Data shown
--- start ---

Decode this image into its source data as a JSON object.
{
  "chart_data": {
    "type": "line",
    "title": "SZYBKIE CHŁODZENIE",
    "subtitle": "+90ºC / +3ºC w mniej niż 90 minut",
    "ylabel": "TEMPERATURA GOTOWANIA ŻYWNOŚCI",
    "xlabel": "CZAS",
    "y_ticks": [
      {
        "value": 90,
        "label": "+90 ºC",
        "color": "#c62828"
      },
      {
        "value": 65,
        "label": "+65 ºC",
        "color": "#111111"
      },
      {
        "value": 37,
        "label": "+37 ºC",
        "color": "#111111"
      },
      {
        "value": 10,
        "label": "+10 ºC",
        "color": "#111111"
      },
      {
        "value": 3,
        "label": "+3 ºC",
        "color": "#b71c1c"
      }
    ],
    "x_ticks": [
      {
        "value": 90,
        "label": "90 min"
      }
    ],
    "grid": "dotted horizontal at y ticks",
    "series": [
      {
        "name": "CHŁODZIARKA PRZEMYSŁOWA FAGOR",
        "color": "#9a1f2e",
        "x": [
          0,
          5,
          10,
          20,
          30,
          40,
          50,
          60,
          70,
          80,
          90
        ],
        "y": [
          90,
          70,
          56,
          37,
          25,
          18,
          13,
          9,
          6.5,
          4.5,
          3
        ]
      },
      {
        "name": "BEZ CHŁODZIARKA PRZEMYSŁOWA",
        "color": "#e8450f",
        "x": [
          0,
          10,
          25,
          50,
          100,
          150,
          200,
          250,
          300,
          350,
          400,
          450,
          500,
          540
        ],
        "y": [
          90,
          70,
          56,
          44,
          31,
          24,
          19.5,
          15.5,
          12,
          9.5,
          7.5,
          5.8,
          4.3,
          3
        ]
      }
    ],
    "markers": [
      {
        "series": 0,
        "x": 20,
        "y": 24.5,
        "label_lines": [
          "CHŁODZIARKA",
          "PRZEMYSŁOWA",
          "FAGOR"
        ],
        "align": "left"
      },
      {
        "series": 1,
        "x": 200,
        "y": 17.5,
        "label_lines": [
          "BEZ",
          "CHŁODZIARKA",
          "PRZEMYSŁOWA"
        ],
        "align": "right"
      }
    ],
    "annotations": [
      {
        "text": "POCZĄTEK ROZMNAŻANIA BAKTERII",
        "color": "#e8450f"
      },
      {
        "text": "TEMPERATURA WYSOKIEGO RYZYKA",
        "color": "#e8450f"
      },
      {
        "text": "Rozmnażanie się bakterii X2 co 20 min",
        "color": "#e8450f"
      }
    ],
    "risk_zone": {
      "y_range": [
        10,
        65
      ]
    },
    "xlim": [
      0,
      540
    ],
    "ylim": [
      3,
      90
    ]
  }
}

--- end ---

Instructions for the task
Using the listing above, retype each line exactly.

Reply to the task
Decode this image into its source data as a JSON object.
{
  "chart_data": {
    "type": "line",
    "title": "SZYBKIE CHŁODZENIE",
    "subtitle": "+90ºC / +3ºC w mniej niż 90 minut",
    "ylabel": "TEMPERATURA GOTOWANIA ŻYWNOŚCI",
    "xlabel": "CZAS",
    "y_ticks": [
      {
        "value": 90,
        "label": "+90 ºC",
        "color": "#c62828"
      },
      {
        "value": 65,
        "label": "+65 ºC",
        "color": "#111111"
      },
      {
        "value": 37,
        "label": "+37 ºC",
        "color": "#111111"
      },
      {
        "value": 10,
        "label": "+10 ºC",
        "color": "#111111"
      },
      {
        "value": 3,
        "label": "+3 ºC",
        "color": "#b71c1c"
      }
    ],
    "x_ticks": [
      {
        "value": 90,
        "label": "90 min"
      }
    ],
    "grid": "dotted horizontal at y ticks",
    "series": [
      {
        "name": "CHŁODZIARKA PRZEMYSŁOWA FAGOR",
        "color": "#9a1f2e",
        "x": [
          0,
          5,
          10,
          20,
          30,
          40,
          50,
          60,
          70,
          80,
          90
        ],
        "y": [
          90,
          70,
          56,
          37,
          25,
          18,
          13,
          9,
          6.5,
          4.5,
          3
        ]
      },
      {
        "name": "BEZ CHŁODZIARKA PRZEMYSŁOWA",
        "color": "#e8450f",
        "x": [
          0,
          10,
          25,
          50,
          100,
          150,
          200,
          250,
          300,
          350,
          400,
          450,
          500,
          540
        ],
        "y": [
          90,
          70,
          56,
          44,
          31,
          24,
          19.5,
          15.5,
          12,
          9.5,
          7.5,
          5.8,
          4.3,
          3
        ]
      }
    ],
    "markers": [
      {
        "series": 0,
        "x": 20,
        "y": 24.5,
        "label_lines": [
          "CHŁODZIARKA",
          "PRZEMYSŁOWA",
          "FAGOR"
        ],
        "align": "left"
      },
      {
        "series": 1,
        "x": 200,
        "y": 17.5,
        "label_lines": [
          "BEZ",
          "CHŁODZIARKA",
          "PRZEMYSŁOWA"
        ],
        "align": "right"
      }
    ],
    "annotations": [
      {
        "text": "POCZĄTEK ROZMNAŻANIA BAKTERII",
        "color": "#e8450f"
      },
      {
        "text": "TEMPERATURA WYSOKIEGO RYZYKA",
        "color": "#e8450f"
      },
      {
        "text": "Rozmnażanie się bakterii X2 co 20 min",
        "color": "#e8450f"
      }
    ],
    "risk_zone": {
      "y_range": [
        10,
        65
      ]
    },
    "xlim": [
      0,
      540
    ],
    "ylim": [
      3,
      90
    ]
  }
}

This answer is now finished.